AIM OF THE TASK: Starting from the first line, set down the entire listing exactly.

DATA SUPPLIED:
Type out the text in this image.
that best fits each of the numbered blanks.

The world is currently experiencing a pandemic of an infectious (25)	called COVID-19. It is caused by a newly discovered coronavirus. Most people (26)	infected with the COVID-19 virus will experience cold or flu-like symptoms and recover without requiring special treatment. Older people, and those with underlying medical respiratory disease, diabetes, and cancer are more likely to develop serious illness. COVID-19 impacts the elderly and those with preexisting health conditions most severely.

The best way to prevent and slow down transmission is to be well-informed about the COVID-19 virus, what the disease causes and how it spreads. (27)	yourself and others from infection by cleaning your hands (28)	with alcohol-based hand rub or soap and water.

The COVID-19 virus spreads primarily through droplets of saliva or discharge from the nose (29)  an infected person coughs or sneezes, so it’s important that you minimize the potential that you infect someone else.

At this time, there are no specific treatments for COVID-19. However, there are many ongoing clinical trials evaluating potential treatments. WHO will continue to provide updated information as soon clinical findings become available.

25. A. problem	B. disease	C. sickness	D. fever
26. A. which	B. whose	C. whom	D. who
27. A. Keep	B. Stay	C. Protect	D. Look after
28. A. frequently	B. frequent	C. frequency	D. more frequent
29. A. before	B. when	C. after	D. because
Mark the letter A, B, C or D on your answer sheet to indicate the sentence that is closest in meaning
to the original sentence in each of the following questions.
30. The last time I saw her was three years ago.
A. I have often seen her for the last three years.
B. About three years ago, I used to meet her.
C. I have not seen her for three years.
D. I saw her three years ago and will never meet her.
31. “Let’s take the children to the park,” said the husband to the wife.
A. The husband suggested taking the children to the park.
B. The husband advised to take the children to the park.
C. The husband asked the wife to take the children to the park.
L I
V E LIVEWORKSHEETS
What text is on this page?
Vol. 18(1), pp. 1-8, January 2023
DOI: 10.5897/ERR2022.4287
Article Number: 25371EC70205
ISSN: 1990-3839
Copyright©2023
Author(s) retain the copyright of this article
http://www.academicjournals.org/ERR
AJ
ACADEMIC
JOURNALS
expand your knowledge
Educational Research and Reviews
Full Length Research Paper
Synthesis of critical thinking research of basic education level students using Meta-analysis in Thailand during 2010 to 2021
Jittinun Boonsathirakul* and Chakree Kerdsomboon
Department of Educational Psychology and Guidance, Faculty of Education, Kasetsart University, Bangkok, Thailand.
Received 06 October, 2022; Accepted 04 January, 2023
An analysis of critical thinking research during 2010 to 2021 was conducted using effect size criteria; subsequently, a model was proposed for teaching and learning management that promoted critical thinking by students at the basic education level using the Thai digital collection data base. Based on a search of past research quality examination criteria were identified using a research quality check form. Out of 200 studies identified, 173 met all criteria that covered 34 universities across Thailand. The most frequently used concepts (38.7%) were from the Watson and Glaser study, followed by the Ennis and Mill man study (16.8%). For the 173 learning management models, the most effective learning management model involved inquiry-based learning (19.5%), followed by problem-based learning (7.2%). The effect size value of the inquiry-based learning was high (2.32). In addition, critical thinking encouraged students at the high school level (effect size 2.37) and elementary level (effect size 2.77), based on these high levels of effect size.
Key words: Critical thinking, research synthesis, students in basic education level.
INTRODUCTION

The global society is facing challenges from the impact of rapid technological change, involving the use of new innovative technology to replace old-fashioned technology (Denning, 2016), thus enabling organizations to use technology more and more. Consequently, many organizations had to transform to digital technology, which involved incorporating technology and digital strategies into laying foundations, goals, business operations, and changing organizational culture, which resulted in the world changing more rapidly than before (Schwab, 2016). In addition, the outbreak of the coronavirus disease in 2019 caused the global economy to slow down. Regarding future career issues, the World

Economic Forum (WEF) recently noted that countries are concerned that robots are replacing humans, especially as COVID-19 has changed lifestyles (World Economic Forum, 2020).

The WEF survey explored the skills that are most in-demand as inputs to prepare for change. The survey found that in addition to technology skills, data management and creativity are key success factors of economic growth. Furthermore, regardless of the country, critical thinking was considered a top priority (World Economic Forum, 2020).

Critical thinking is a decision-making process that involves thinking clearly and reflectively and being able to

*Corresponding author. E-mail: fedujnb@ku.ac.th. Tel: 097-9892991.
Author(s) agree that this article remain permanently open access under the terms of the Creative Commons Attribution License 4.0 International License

SOLVED EXERCISE:
Type out the text in this image.
that best fits each of the numbered blanks.

The world is currently experiencing a pandemic of an infectious (25)	called COVID-19. It is caused by a newly discovered coronavirus. Most people (26)	infected with the COVID-19 virus will experience cold or flu-like symptoms and recover without requiring special treatment. Older people, and those with underlying medical respiratory disease, diabetes, and cancer are more likely to develop serious illness. COVID-19 impacts the elderly and those with preexisting health conditions most severely.

The best way to prevent and slow down transmission is to be well-informed about the COVID-19 virus, what the disease causes and how it spreads. (27)	yourself and others from infection by cleaning your hands (28)	with alcohol-based hand rub or soap and water.

The COVID-19 virus spreads primarily through droplets of saliva or discharge from the nose (29)  an infected person coughs or sneezes, so it’s important that you minimize the potential that you infect someone else.

At this time, there are no specific treatments for COVID-19. However, there are many ongoing clinical trials evaluating potential treatments. WHO will continue to provide updated information as soon clinical findings become available.

25. A. problem	B. disease	C. sickness	D. fever
26. A. which	B. whose	C. whom	D. who
27. A. Keep	B. Stay	C. Protect	D. Look after
28. A. frequently	B. frequent	C. frequency	D. more frequent
29. A. before	B. when	C. after	D. because
Mark the letter A, B, C or D on your answer sheet to indicate the sentence that is closest in meaning
to the original sentence in each of the following questions.
30. The last time I saw her was three years ago.
A. I have often seen her for the last three years.
B. About three years ago, I used to meet her.
C. I have not seen her for three years.
D. I saw her three years ago and will never meet her.
31. “Let’s take the children to the park,” said the husband to the wife.
A. The husband suggested taking the children to the park.
B. The husband advised to take the children to the park.
C. The husband asked the wife to take the children to the park.
L I
V E LIVEWORKSHEETS
What text is on this page?
Vol. 18(1), pp. 1-8, January 2023
DOI: 10.5897/ERR2022.4287
Article Number: 25371EC70205
ISSN: 1990-3839
Copyright©2023
Author(s) retain the copyright of this article
http://www.academicjournals.org/ERR
AJ
ACADEMIC
JOURNALS
expand your knowledge
Educational Research and Reviews
Full Length Research Paper
Synthesis of critical thinking research of basic education level students using Meta-analysis in Thailand during 2010 to 2021
Jittinun Boonsathirakul* and Chakree Kerdsomboon
Department of Educational Psychology and Guidance, Faculty of Education, Kasetsart University, Bangkok, Thailand.
Received 06 October, 2022; Accepted 04 January, 2023
An analysis of critical thinking research during 2010 to 2021 was conducted using effect size criteria; subsequently, a model was proposed for teaching and learning management that promoted critical thinking by students at the basic education level using the Thai digital collection data base. Based on a search of past research quality examination criteria were identified using a research quality check form. Out of 200 studies identified, 173 met all criteria that covered 34 universities across Thailand. The most frequently used concepts (38.7%) were from the Watson and Glaser study, followed by the Ennis and Mill man study (16.8%). For the 173 learning management models, the most effective learning management model involved inquiry-based learning (19.5%), followed by problem-based learning (7.2%). The effect size value of the inquiry-based learning was high (2.32). In addition, critical thinking encouraged students at the high school level (effect size 2.37) and elementary level (effect size 2.77), based on these high levels of effect size.
Key words: Critical thinking, research synthesis, students in basic education level.
INTRODUCTION

The global society is facing challenges from the impact of rapid technological change, involving the use of new innovative technology to replace old-fashioned technology (Denning, 2016), thus enabling organizations to use technology more and more. Consequently, many organizations had to transform to digital technology, which involved incorporating technology and digital strategies into laying foundations, goals, business operations, and changing organizational culture, which resulted in the world changing more rapidly than before (Schwab, 2016). In addition, the outbreak of the coronavirus disease in 2019 caused the global economy to slow down. Regarding future career issues, the World

Economic Forum (WEF) recently noted that countries are concerned that robots are replacing humans, especially as COVID-19 has changed lifestyles (World Economic Forum, 2020).

The WEF survey explored the skills that are most in-demand as inputs to prepare for change. The survey found that in addition to technology skills, data management and creativity are key success factors of economic growth. Furthermore, regardless of the country, critical thinking was considered a top priority (World Economic Forum, 2020).

Critical thinking is a decision-making process that involves thinking clearly and reflectively and being able to

*Corresponding author. E-mail: fedujnb@ku.ac.th. Tel: 097-9892991.
Author(s) agree that this article remain permanently open access under the terms of the Creative Commons Attribution License 4.0 International License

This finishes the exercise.